WHAT YOU SHOULD DO: Count every line in the entries that contains "Margin". Report that count alone.

SUPPLIED INFORMATION:
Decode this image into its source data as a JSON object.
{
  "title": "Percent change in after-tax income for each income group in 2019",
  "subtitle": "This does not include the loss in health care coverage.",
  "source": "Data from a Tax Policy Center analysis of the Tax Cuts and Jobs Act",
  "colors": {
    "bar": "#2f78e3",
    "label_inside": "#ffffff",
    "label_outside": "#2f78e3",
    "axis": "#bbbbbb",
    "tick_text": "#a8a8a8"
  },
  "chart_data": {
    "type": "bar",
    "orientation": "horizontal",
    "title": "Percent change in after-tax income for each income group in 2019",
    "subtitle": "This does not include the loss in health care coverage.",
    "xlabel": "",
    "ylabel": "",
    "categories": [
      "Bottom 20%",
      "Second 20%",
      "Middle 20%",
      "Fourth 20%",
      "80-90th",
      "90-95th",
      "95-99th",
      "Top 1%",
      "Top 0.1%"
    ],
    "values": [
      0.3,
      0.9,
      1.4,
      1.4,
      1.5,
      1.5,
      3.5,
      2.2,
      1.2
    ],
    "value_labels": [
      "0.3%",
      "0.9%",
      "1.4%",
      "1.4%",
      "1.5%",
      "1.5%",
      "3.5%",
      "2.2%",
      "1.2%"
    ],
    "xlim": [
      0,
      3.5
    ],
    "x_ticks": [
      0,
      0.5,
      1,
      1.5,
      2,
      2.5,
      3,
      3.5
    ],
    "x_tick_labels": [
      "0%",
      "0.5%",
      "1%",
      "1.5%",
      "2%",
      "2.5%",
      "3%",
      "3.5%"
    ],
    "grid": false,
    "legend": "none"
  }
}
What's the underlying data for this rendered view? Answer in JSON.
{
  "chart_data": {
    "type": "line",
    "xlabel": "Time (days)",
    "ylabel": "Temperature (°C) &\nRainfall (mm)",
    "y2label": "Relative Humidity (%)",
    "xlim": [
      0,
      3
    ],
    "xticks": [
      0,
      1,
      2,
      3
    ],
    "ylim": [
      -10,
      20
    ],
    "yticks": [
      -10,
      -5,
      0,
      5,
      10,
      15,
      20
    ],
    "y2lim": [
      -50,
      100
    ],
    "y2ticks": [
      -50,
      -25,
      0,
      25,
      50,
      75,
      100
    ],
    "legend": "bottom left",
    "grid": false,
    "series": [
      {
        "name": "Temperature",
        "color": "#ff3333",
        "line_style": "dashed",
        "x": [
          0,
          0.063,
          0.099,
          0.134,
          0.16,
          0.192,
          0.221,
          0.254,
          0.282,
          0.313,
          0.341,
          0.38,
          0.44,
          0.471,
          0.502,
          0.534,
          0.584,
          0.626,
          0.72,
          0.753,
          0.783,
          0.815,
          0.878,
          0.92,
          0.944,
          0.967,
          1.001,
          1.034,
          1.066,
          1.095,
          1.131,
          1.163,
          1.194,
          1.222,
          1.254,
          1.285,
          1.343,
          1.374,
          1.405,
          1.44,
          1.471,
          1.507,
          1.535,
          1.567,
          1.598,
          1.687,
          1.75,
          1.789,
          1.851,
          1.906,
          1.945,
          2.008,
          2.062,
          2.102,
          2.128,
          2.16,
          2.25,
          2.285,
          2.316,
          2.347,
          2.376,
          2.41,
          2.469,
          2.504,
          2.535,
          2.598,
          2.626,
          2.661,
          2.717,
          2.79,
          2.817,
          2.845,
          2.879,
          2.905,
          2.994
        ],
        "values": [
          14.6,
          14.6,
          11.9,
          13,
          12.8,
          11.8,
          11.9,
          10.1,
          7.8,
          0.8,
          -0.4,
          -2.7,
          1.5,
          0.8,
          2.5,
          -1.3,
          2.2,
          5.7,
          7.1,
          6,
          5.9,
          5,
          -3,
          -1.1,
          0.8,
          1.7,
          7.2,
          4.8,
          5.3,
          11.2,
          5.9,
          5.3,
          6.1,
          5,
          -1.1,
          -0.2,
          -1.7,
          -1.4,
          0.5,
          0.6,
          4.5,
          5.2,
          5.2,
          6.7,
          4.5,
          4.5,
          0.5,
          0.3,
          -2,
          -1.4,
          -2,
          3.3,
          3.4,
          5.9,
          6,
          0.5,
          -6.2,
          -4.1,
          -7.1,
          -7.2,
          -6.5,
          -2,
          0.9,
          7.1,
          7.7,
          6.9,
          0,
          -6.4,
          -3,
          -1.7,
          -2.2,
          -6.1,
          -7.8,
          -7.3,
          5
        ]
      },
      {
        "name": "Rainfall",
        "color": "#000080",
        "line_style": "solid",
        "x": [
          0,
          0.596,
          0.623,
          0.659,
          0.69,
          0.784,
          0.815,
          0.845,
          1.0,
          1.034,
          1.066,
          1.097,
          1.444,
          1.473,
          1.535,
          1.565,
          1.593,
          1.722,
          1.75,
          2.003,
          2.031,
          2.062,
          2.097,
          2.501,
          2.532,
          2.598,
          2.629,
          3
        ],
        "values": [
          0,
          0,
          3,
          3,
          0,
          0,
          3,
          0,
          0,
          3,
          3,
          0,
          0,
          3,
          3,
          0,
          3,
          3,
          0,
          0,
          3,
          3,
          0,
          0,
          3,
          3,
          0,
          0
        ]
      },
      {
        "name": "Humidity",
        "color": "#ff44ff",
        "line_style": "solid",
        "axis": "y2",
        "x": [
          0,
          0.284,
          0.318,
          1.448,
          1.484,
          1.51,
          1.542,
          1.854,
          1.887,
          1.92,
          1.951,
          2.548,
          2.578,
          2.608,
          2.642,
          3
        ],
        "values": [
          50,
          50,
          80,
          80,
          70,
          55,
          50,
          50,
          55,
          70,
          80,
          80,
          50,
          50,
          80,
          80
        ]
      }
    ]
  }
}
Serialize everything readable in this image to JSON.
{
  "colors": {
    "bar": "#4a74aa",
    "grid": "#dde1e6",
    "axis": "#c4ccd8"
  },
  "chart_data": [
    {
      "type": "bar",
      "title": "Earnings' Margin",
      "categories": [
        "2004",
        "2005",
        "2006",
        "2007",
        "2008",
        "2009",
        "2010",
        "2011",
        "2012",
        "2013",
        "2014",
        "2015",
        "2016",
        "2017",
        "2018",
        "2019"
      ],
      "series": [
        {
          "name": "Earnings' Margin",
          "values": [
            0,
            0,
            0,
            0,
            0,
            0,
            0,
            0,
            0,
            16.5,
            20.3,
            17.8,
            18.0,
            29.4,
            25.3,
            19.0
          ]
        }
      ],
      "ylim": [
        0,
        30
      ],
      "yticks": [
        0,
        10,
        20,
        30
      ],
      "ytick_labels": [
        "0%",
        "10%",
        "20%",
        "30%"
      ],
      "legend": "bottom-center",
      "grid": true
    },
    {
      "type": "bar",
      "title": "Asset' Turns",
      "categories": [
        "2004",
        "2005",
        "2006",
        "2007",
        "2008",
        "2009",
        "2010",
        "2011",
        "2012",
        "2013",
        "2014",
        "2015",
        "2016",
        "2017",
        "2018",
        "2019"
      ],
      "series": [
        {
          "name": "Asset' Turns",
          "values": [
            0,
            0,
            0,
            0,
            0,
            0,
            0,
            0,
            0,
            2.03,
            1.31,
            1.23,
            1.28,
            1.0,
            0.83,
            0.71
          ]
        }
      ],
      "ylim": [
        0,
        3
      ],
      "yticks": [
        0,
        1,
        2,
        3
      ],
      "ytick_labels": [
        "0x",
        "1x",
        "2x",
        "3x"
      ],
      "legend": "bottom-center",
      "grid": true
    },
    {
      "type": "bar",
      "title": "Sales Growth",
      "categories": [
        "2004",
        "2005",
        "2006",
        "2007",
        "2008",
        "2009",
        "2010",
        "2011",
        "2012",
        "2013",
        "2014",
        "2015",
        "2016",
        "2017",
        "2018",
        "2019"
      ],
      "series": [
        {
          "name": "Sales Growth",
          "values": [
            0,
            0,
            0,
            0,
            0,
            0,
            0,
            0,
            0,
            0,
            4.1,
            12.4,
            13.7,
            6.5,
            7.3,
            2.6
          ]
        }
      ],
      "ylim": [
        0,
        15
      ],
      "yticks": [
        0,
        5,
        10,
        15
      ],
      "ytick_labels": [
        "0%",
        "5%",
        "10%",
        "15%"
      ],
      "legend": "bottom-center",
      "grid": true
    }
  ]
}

EXERCISE SOLUTION: 2